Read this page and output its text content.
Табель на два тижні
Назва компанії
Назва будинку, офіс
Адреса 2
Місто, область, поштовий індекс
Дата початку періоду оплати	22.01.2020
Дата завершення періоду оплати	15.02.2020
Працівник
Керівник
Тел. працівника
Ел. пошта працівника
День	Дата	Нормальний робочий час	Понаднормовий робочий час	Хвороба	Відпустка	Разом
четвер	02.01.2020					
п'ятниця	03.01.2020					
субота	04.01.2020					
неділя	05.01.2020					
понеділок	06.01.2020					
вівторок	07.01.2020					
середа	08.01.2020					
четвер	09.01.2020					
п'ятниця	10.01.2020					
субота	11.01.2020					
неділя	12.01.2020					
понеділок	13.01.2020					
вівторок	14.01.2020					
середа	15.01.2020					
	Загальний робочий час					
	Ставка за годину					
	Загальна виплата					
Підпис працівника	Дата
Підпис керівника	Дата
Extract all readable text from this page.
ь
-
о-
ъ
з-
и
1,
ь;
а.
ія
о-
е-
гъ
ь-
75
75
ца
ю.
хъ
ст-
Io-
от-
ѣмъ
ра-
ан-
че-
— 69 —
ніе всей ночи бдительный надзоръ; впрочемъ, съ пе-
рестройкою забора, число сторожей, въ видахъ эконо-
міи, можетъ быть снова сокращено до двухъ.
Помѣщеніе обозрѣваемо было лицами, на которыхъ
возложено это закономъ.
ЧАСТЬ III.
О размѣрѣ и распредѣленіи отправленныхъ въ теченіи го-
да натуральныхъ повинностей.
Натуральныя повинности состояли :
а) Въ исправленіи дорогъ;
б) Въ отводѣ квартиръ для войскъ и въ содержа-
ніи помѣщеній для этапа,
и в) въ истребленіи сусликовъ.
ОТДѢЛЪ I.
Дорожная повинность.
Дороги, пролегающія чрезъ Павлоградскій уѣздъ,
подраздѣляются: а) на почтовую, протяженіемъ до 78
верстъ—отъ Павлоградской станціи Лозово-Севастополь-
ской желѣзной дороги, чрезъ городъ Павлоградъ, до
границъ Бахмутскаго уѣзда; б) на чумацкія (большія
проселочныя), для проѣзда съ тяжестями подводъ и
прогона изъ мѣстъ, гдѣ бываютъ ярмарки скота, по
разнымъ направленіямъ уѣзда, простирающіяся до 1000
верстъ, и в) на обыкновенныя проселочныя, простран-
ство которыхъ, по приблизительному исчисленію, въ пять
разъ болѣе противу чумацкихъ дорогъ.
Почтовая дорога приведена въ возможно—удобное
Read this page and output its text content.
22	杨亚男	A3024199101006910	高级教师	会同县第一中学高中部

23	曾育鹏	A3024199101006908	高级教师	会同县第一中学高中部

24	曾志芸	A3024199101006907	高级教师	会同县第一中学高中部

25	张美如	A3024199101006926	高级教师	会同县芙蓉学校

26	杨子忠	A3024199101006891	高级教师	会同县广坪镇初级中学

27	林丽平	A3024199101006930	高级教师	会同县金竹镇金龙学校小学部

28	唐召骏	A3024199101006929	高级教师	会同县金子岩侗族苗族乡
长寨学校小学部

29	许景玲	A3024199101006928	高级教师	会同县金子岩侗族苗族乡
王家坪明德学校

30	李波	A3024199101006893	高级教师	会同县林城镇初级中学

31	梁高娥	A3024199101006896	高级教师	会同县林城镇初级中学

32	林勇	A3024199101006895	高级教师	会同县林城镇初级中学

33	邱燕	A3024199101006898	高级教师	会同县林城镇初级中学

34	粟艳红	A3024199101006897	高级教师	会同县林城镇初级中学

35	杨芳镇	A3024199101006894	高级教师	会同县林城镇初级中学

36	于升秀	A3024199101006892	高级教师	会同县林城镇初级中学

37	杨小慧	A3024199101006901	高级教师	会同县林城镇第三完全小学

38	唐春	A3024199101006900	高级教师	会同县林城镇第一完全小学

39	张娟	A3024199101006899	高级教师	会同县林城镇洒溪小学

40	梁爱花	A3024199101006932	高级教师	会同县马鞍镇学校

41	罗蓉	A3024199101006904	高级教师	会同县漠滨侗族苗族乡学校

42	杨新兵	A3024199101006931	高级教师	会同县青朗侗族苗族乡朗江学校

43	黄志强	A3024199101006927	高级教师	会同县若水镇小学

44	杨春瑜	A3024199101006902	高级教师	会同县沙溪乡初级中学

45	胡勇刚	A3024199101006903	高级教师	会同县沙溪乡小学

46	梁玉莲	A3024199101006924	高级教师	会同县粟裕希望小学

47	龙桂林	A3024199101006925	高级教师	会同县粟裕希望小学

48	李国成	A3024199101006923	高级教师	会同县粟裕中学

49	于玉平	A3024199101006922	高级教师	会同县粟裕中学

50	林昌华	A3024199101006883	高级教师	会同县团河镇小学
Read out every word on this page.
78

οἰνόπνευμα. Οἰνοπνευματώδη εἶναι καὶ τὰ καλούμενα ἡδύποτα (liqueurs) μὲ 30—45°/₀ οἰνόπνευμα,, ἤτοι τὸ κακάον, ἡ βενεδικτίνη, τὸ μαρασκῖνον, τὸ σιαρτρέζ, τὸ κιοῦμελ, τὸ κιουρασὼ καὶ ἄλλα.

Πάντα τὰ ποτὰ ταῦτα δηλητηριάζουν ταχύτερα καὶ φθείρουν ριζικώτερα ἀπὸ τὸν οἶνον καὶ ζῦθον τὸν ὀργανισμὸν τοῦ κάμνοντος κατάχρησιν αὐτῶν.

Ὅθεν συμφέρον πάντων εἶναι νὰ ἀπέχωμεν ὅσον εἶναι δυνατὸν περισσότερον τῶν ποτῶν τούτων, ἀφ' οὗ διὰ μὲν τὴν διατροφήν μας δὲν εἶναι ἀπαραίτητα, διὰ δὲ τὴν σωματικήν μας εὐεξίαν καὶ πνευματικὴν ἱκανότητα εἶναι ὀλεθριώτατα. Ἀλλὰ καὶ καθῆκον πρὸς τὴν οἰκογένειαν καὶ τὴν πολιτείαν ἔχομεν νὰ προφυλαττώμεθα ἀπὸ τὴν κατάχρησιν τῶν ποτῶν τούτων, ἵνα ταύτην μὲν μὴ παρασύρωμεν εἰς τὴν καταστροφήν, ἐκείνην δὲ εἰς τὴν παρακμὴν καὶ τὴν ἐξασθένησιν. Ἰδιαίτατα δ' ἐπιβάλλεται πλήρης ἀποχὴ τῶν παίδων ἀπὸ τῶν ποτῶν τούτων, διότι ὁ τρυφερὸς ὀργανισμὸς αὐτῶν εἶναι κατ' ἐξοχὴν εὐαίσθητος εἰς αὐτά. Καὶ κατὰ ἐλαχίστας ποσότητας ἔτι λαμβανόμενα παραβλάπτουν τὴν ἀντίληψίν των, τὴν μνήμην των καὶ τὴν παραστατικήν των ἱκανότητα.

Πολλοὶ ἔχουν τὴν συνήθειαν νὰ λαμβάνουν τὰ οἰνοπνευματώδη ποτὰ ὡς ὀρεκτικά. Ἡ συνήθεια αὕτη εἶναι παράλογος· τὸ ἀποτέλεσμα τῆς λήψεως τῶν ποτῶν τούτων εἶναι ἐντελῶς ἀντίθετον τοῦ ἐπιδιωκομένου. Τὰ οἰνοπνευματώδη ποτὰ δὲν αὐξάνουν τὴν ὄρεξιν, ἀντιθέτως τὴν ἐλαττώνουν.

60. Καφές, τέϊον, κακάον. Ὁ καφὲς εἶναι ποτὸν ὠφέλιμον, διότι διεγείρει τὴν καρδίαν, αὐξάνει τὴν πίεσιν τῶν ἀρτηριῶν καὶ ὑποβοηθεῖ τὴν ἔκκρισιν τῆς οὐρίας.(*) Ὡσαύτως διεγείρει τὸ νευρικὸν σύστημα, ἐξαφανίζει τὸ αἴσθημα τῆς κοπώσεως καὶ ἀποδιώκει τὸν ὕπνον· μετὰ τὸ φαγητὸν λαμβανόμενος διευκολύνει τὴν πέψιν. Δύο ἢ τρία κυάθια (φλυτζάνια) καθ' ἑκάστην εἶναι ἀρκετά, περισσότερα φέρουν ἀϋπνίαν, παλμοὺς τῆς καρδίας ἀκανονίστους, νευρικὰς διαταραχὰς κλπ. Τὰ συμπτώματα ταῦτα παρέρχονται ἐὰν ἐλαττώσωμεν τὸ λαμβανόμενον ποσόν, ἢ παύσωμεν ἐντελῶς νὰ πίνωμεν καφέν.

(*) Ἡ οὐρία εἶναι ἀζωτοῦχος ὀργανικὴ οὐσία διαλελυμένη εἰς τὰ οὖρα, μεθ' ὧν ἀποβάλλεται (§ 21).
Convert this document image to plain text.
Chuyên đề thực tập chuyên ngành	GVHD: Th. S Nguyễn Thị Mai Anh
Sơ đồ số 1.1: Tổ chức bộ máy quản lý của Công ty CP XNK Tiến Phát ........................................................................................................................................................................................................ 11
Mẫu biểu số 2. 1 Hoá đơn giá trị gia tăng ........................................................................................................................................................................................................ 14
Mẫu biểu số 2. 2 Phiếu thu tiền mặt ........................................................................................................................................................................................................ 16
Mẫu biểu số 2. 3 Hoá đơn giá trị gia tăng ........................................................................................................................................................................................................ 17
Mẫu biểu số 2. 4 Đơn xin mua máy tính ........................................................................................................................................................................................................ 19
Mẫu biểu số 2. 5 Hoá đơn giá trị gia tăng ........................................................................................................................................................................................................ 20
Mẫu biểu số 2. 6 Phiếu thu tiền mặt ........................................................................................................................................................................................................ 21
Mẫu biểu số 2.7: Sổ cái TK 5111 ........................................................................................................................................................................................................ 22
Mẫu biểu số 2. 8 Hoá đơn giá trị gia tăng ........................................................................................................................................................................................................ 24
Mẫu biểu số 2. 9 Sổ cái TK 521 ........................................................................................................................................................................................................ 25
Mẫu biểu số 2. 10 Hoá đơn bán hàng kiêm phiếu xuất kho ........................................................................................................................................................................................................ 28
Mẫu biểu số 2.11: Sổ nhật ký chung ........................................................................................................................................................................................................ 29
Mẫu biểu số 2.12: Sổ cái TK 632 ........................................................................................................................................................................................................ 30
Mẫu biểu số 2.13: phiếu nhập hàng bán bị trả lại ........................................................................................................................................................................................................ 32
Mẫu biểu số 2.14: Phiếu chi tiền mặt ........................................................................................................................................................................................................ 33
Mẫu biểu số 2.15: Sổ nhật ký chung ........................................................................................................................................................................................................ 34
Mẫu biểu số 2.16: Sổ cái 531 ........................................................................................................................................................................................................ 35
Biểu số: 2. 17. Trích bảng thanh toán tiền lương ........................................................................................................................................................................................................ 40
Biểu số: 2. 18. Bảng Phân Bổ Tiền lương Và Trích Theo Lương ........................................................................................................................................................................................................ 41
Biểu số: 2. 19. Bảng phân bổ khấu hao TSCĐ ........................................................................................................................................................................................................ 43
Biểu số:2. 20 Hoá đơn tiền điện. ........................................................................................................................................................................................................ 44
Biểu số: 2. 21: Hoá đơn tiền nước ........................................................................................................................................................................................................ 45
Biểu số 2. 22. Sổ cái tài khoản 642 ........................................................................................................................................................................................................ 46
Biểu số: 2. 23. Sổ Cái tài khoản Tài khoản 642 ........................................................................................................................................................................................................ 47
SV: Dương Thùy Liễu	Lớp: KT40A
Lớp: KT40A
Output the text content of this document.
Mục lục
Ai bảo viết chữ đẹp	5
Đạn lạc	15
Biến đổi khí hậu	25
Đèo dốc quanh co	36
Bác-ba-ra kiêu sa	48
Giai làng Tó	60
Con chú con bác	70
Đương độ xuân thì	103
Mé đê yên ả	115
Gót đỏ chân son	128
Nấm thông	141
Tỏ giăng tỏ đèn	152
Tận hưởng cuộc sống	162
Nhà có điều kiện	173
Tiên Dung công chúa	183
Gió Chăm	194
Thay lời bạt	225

Work instructions: Extract every line above that contains the word "Підпис".

Task solution:
Підпис працівника	Дата
Підпис керівника	Дата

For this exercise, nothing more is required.